Data items:
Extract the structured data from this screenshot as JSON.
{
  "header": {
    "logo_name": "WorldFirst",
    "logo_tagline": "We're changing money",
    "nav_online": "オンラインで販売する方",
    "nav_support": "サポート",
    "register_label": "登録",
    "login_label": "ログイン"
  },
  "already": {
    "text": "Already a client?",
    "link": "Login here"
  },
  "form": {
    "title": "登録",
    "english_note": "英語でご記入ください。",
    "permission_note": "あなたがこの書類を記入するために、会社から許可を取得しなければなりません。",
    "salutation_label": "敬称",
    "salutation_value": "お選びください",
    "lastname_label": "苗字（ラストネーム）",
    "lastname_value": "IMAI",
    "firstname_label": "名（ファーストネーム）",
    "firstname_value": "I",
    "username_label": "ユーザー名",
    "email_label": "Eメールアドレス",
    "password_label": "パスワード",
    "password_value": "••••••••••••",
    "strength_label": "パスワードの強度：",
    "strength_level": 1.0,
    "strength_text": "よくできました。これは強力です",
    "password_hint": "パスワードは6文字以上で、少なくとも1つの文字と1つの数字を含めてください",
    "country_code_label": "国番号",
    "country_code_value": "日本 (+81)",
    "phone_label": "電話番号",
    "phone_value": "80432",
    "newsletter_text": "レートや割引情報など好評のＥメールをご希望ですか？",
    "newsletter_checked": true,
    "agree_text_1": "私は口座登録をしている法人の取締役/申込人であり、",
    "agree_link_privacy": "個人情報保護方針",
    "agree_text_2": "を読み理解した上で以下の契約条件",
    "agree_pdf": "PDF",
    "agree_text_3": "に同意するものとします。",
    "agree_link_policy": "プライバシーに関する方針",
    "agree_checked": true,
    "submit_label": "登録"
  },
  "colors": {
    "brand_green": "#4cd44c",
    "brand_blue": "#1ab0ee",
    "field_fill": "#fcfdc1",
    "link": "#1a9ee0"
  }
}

What the task asks: Please output the complete data exactly.

Task response:
Extract the structured data from this screenshot as JSON.
{
  "header": {
    "logo_name": "WorldFirst",
    "logo_tagline": "We're changing money",
    "nav_online": "オンラインで販売する方",
    "nav_support": "サポート",
    "register_label": "登録",
    "login_label": "ログイン"
  },
  "already": {
    "text": "Already a client?",
    "link": "Login here"
  },
  "form": {
    "title": "登録",
    "english_note": "英語でご記入ください。",
    "permission_note": "あなたがこの書類を記入するために、会社から許可を取得しなければなりません。",
    "salutation_label": "敬称",
    "salutation_value": "お選びください",
    "lastname_label": "苗字（ラストネーム）",
    "lastname_value": "IMAI",
    "firstname_label": "名（ファーストネーム）",
    "firstname_value": "I",
    "username_label": "ユーザー名",
    "email_label": "Eメールアドレス",
    "password_label": "パスワード",
    "password_value": "••••••••••••",
    "strength_label": "パスワードの強度：",
    "strength_level": 1.0,
    "strength_text": "よくできました。これは強力です",
    "password_hint": "パスワードは6文字以上で、少なくとも1つの文字と1つの数字を含めてください",
    "country_code_label": "国番号",
    "country_code_value": "日本 (+81)",
    "phone_label": "電話番号",
    "phone_value": "80432",
    "newsletter_text": "レートや割引情報など好評のＥメールをご希望ですか？",
    "newsletter_checked": true,
    "agree_text_1": "私は口座登録をしている法人の取締役/申込人であり、",
    "agree_link_privacy": "個人情報保護方針",
    "agree_text_2": "を読み理解した上で以下の契約条件",
    "agree_pdf": "PDF",
    "agree_text_3": "に同意するものとします。",
    "agree_link_policy": "プライバシーに関する方針",
    "agree_checked": true,
    "submit_label": "登録"
  },
  "colors": {
    "brand_green": "#4cd44c",
    "brand_blue": "#1ab0ee",
    "field_fill": "#fcfdc1",
    "link": "#1a9ee0"
  }
}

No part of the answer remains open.